Omit every picture and output the rest of the records exactly as they are.
--- Begin INPUT MATERIAL ---
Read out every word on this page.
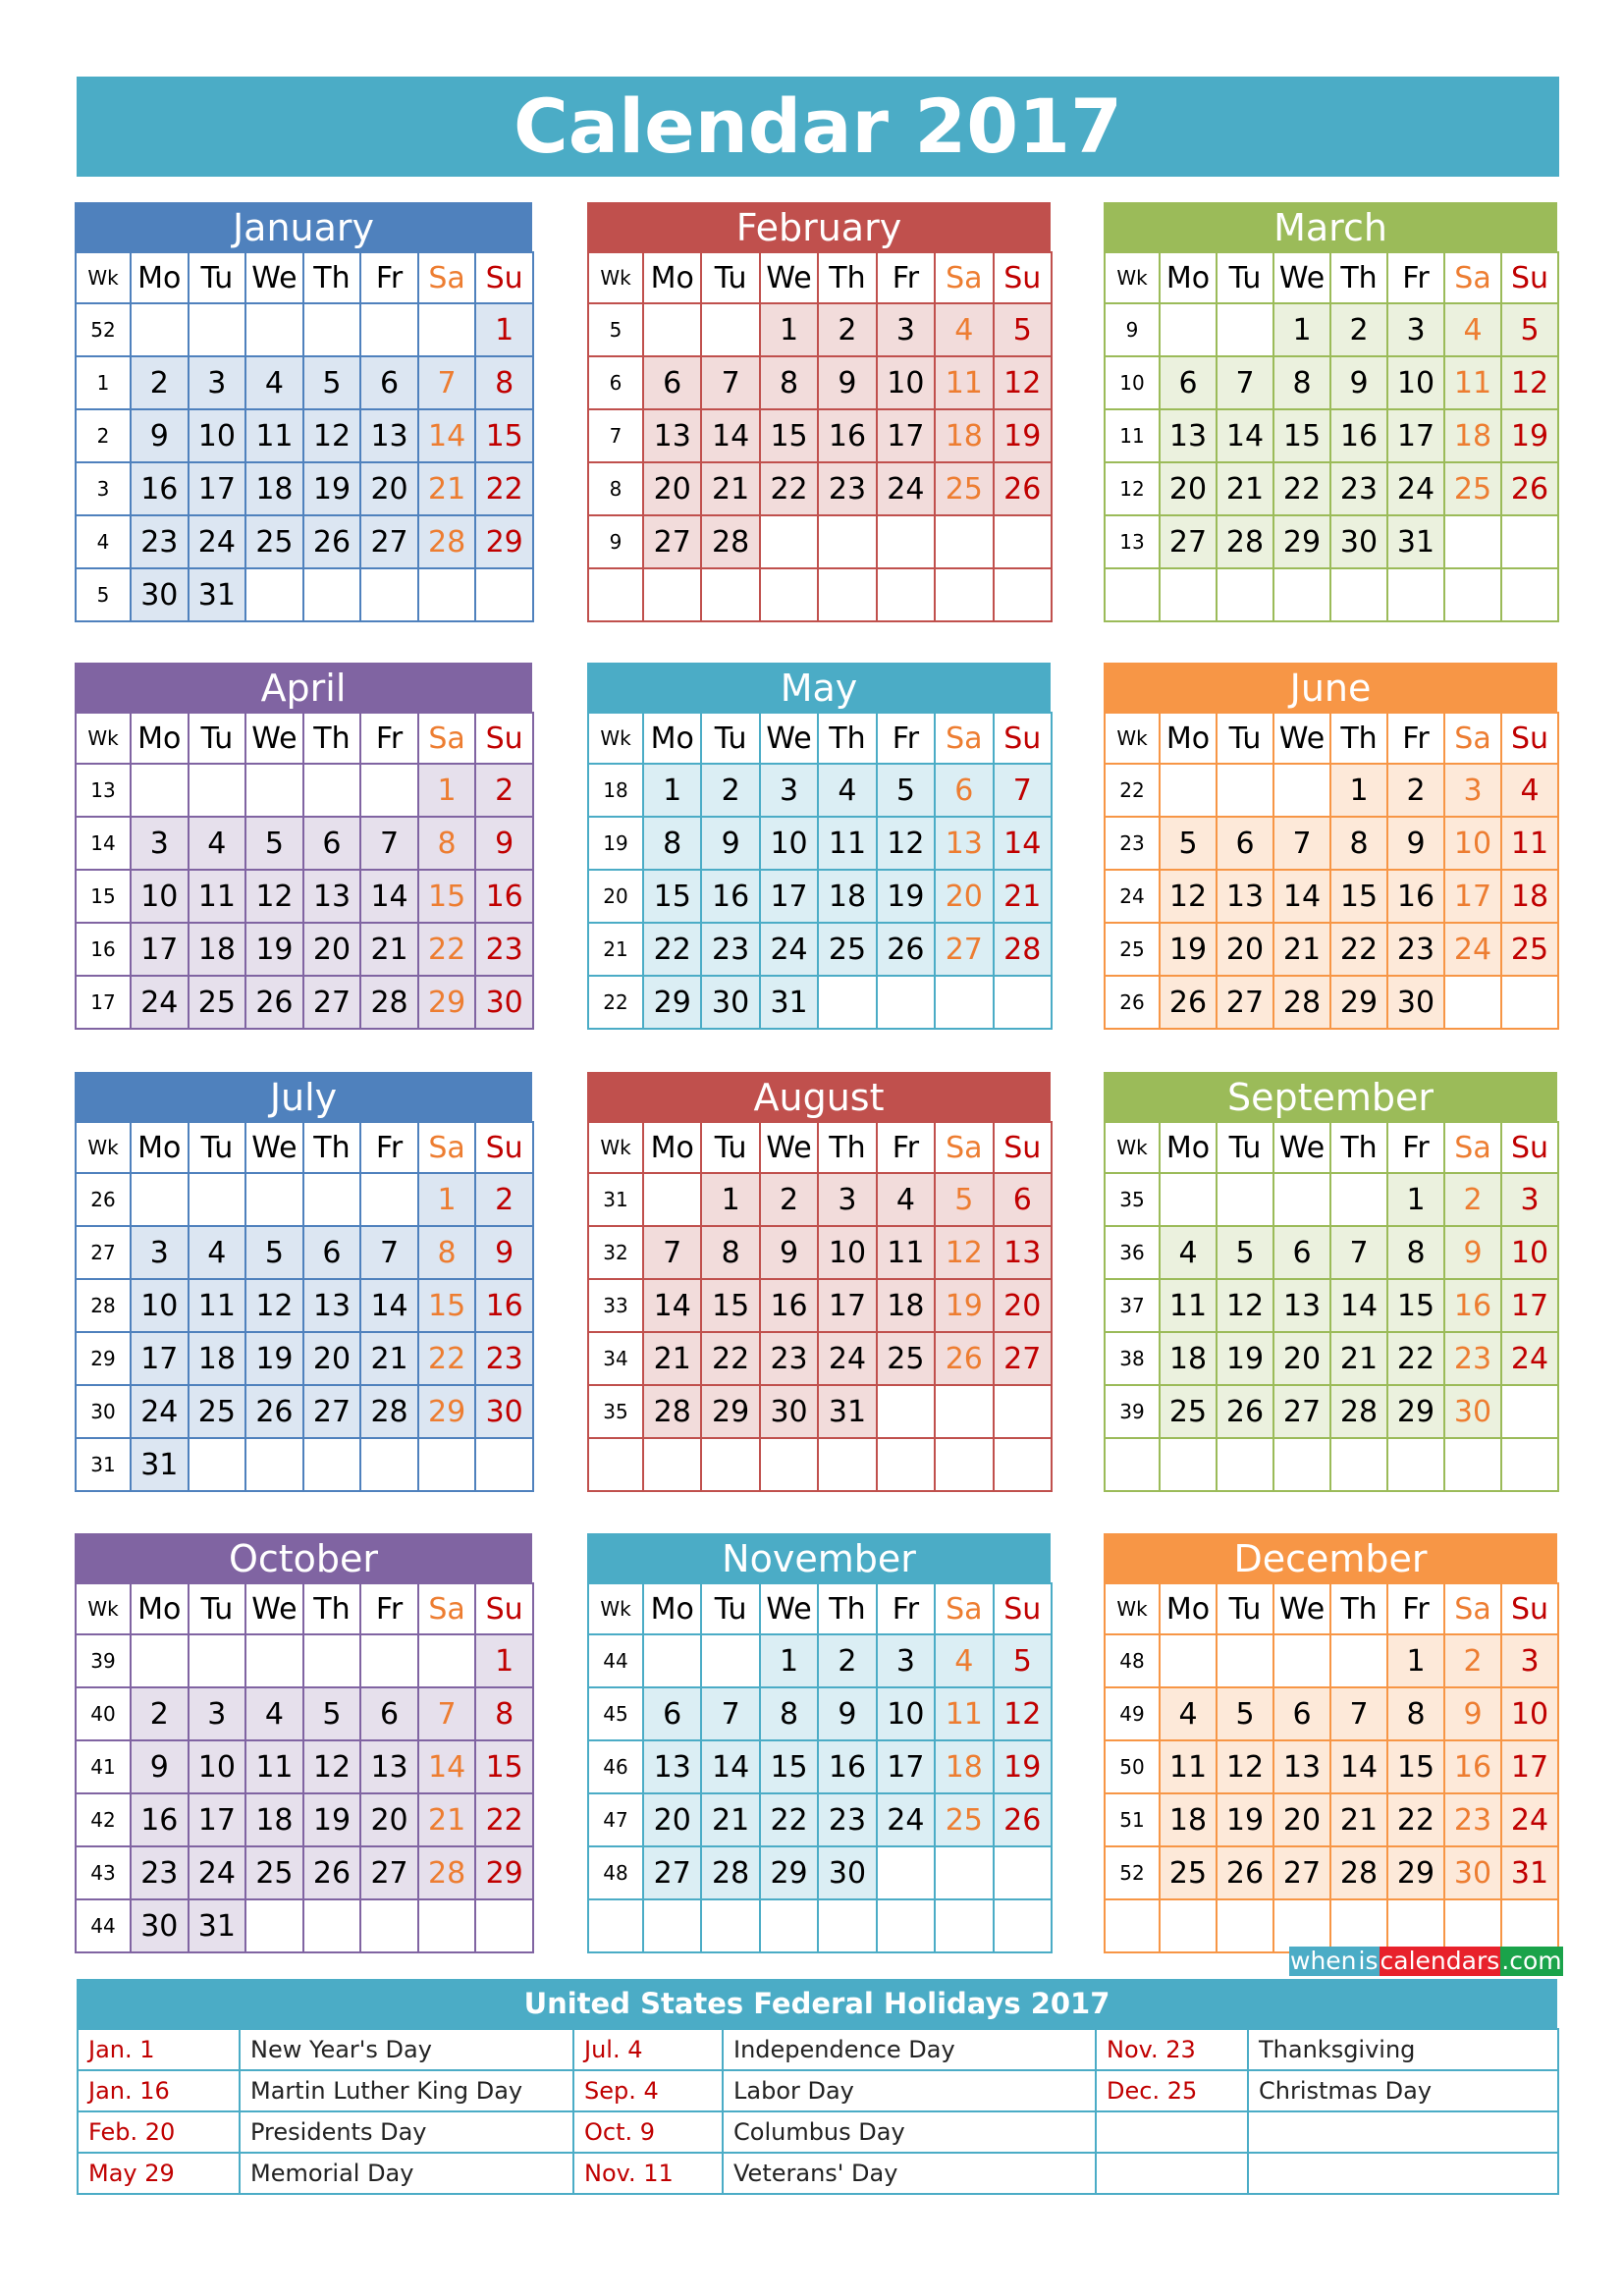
Calendar 2017
January
Wk	Mo	Tu	We	Th	Fr	Sa	Su
52							1
1	2	3	4	5	6	7	8
2	9	10	11	12	13	14	15
3	16	17	18	19	20	21	22
4	23	24	25	26	27	28	29
5	30	31					
February
Wk	Mo	Tu	We	Th	Fr	Sa	Su
5			1	2	3	4	5
6	6	7	8	9	10	11	12
7	13	14	15	16	17	18	19
8	20	21	22	23	24	25	26
9	27	28					

March
Wk	Mo	Tu	We	Th	Fr	Sa	Su
9			1	2	3	4	5
10	6	7	8	9	10	11	12
11	13	14	15	16	17	18	19
12	20	21	22	23	24	25	26
13	27	28	29	30	31		

April
Wk	Mo	Tu	We	Th	Fr	Sa	Su
13						1	2
14	3	4	5	6	7	8	9
15	10	11	12	13	14	15	16
16	17	18	19	20	21	22	23
17	24	25	26	27	28	29	30
May
Wk	Mo	Tu	We	Th	Fr	Sa	Su
18	1	2	3	4	5	6	7
19	8	9	10	11	12	13	14
20	15	16	17	18	19	20	21
21	22	23	24	25	26	27	28
22	29	30	31				
June
Wk	Mo	Tu	We	Th	Fr	Sa	Su
22				1	2	3	4
23	5	6	7	8	9	10	11
24	12	13	14	15	16	17	18
25	19	20	21	22	23	24	25
26	26	27	28	29	30		
July
Wk	Mo	Tu	We	Th	Fr	Sa	Su
26						1	2
27	3	4	5	6	7	8	9
28	10	11	12	13	14	15	16
29	17	18	19	20	21	22	23
30	24	25	26	27	28	29	30
31	31						
August
Wk	Mo	Tu	We	Th	Fr	Sa	Su
31		1	2	3	4	5	6
32	7	8	9	10	11	12	13
33	14	15	16	17	18	19	20
34	21	22	23	24	25	26	27
35	28	29	30	31			

September
Wk	Mo	Tu	We	Th	Fr	Sa	Su
35					1	2	3
36	4	5	6	7	8	9	10
37	11	12	13	14	15	16	17
38	18	19	20	21	22	23	24
39	25	26	27	28	29	30	

October
Wk	Mo	Tu	We	Th	Fr	Sa	Su
39							1
40	2	3	4	5	6	7	8
41	9	10	11	12	13	14	15
42	16	17	18	19	20	21	22
43	23	24	25	26	27	28	29
44	30	31					
November
Wk	Mo	Tu	We	Th	Fr	Sa	Su
44			1	2	3	4	5
45	6	7	8	9	10	11	12
46	13	14	15	16	17	18	19
47	20	21	22	23	24	25	26
48	27	28	29	30			

December
Wk	Mo	Tu	We	Th	Fr	Sa	Su
48					1	2	3
49	4	5	6	7	8	9	10
50	11	12	13	14	15	16	17
51	18	19	20	21	22	23	24
52	25	26	27	28	29	30	31

when is calendars .com
United States Federal Holidays 2017
Jan. 1	New Year's Day	Jul. 4	Independence Day	Nov. 23	Thanksgiving
Jan. 16	Martin Luther King Day	Sep. 4	Labor Day	Dec. 25	Christmas Day
Feb. 20	Presidents Day	Oct. 9	Columbus Day		
May 29	Memorial Day	Nov. 11	Veterans' Day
--- End INPUT MATERIAL ---
[REPLY]:
Read out every word on this page.
Calendar 2017
January
Wk	Mo	Tu	We	Th	Fr	Sa	Su
52							1
1	2	3	4	5	6	7	8
2	9	10	11	12	13	14	15
3	16	17	18	19	20	21	22
4	23	24	25	26	27	28	29
5	30	31					
February
Wk	Mo	Tu	We	Th	Fr	Sa	Su
5			1	2	3	4	5
6	6	7	8	9	10	11	12
7	13	14	15	16	17	18	19
8	20	21	22	23	24	25	26
9	27	28					

March
Wk	Mo	Tu	We	Th	Fr	Sa	Su
9			1	2	3	4	5
10	6	7	8	9	10	11	12
11	13	14	15	16	17	18	19
12	20	21	22	23	24	25	26
13	27	28	29	30	31		

April
Wk	Mo	Tu	We	Th	Fr	Sa	Su
13						1	2
14	3	4	5	6	7	8	9
15	10	11	12	13	14	15	16
16	17	18	19	20	21	22	23
17	24	25	26	27	28	29	30
May
Wk	Mo	Tu	We	Th	Fr	Sa	Su
18	1	2	3	4	5	6	7
19	8	9	10	11	12	13	14
20	15	16	17	18	19	20	21
21	22	23	24	25	26	27	28
22	29	30	31				
June
Wk	Mo	Tu	We	Th	Fr	Sa	Su
22				1	2	3	4
23	5	6	7	8	9	10	11
24	12	13	14	15	16	17	18
25	19	20	21	22	23	24	25
26	26	27	28	29	30		
July
Wk	Mo	Tu	We	Th	Fr	Sa	Su
26						1	2
27	3	4	5	6	7	8	9
28	10	11	12	13	14	15	16
29	17	18	19	20	21	22	23
30	24	25	26	27	28	29	30
31	31						
August
Wk	Mo	Tu	We	Th	Fr	Sa	Su
31		1	2	3	4	5	6
32	7	8	9	10	11	12	13
33	14	15	16	17	18	19	20
34	21	22	23	24	25	26	27
35	28	29	30	31			

September
Wk	Mo	Tu	We	Th	Fr	Sa	Su
35					1	2	3
36	4	5	6	7	8	9	10
37	11	12	13	14	15	16	17
38	18	19	20	21	22	23	24
39	25	26	27	28	29	30	

October
Wk	Mo	Tu	We	Th	Fr	Sa	Su
39							1
40	2	3	4	5	6	7	8
41	9	10	11	12	13	14	15
42	16	17	18	19	20	21	22
43	23	24	25	26	27	28	29
44	30	31					
November
Wk	Mo	Tu	We	Th	Fr	Sa	Su
44			1	2	3	4	5
45	6	7	8	9	10	11	12
46	13	14	15	16	17	18	19
47	20	21	22	23	24	25	26
48	27	28	29	30			

December
Wk	Mo	Tu	We	Th	Fr	Sa	Su
48					1	2	3
49	4	5	6	7	8	9	10
50	11	12	13	14	15	16	17
51	18	19	20	21	22	23	24
52	25	26	27	28	29	30	31

when is calendars .com
United States Federal Holidays 2017
Jan. 1	New Year's Day	Jul. 4	Independence Day	Nov. 23	Thanksgiving
Jan. 16	Martin Luther King Day	Sep. 4	Labor Day	Dec. 25	Christmas Day
Feb. 20	Presidents Day	Oct. 9	Columbus Day		
May 29	Memorial Day	Nov. 11	Veterans' Day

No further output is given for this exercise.